■ Problem statement
Locate every line in the records below that contains the word "title", and copy each one.

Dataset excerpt
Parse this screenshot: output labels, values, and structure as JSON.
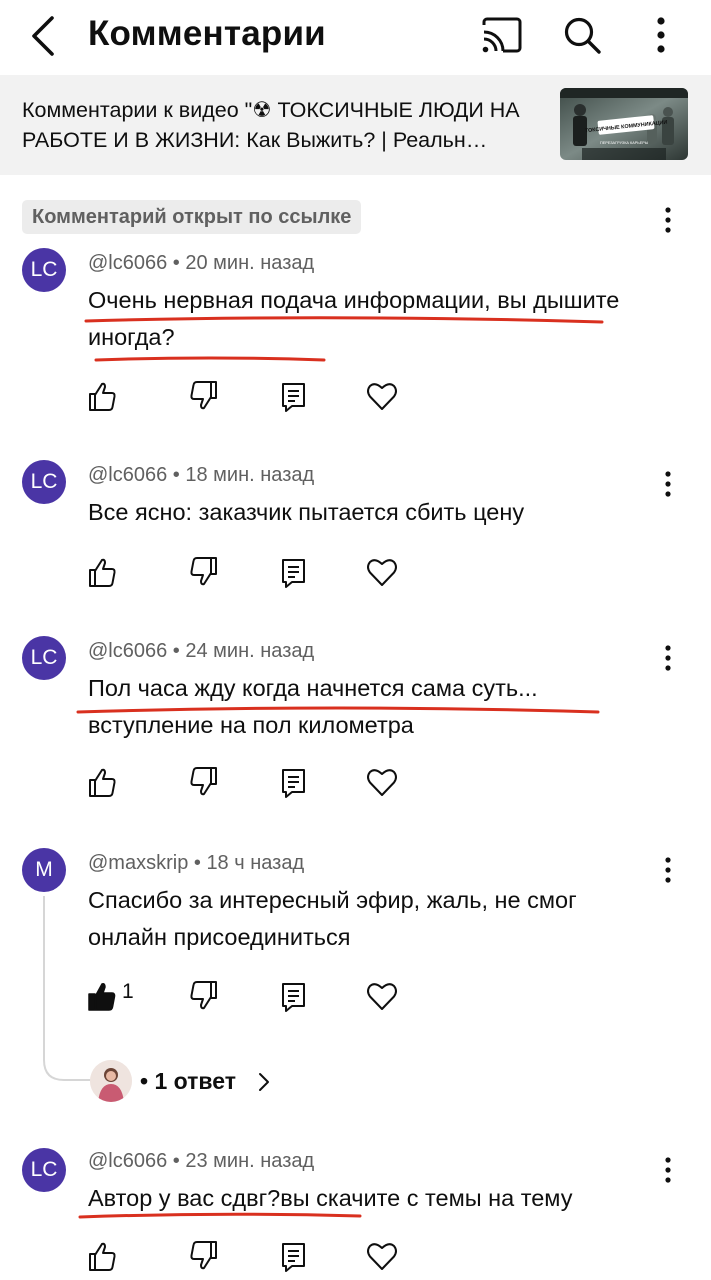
{
  "header": {
    "title": "Комментарии",
    "back_icon": "chevron-left-icon",
    "cast_icon": "cast-icon",
    "search_icon": "search-icon",
    "more_icon": "more-vertical-icon"
  },
  "video": {
    "title": "Комментарии к видео \"☢ ТОКСИЧНЫЕ ЛЮДИ НА РАБОТЕ И В ЖИЗНИ: Как Выжить? | Реальн…",
    "thumbnail_text": "ТОКСИЧНЫЕ КОММУНИКАЦИИ",
    "thumbnail_subtext": "ПЕРЕЗАГРУЗКА КАРЬЕРЫ"
  },
  "chip": "Комментарий открыт по ссылке",
  "colors": {
    "avatar_purple": "#4a35a5",
    "underline_red": "#d9301f",
    "meta_gray": "#606060",
    "strip_bg": "#f2f2f2"
  },
  "comments": [
    {
      "avatar": "LC",
      "author": "@lc6066",
      "time": "20 мин. назад",
      "text": "Очень нервная подача информации, вы дышите иногда?",
      "likes": ""
    },
    {
      "avatar": "LC",
      "author": "@lc6066",
      "time": "18 мин. назад",
      "text": "Все ясно: заказчик пытается сбить цену",
      "likes": ""
    },
    {
      "avatar": "LC",
      "author": "@lc6066",
      "time": "24 мин. назад",
      "text": "Пол часа жду когда начнется сама суть... вступление на пол километра",
      "likes": ""
    },
    {
      "avatar": "M",
      "author": "@maxskrip",
      "time": "18 ч назад",
      "text": "Спасибо за интересный эфир, жаль, не смог онлайн присоединиться",
      "likes": "1",
      "replies": "1 ответ"
    },
    {
      "avatar": "LC",
      "author": "@lc6066",
      "time": "23 мин. назад",
      "text": "Автор у вас сдвг?вы скачите с темы на тему",
      "likes": ""
    }
  ],
  "separator": " • "
}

■ Expected output
    "title": "Комментарии",
    "title": "Комментарии к видео \"☢ ТОКСИЧНЫЕ ЛЮДИ НА РАБОТЕ И В ЖИЗНИ: Как Выжить? | Реальн…",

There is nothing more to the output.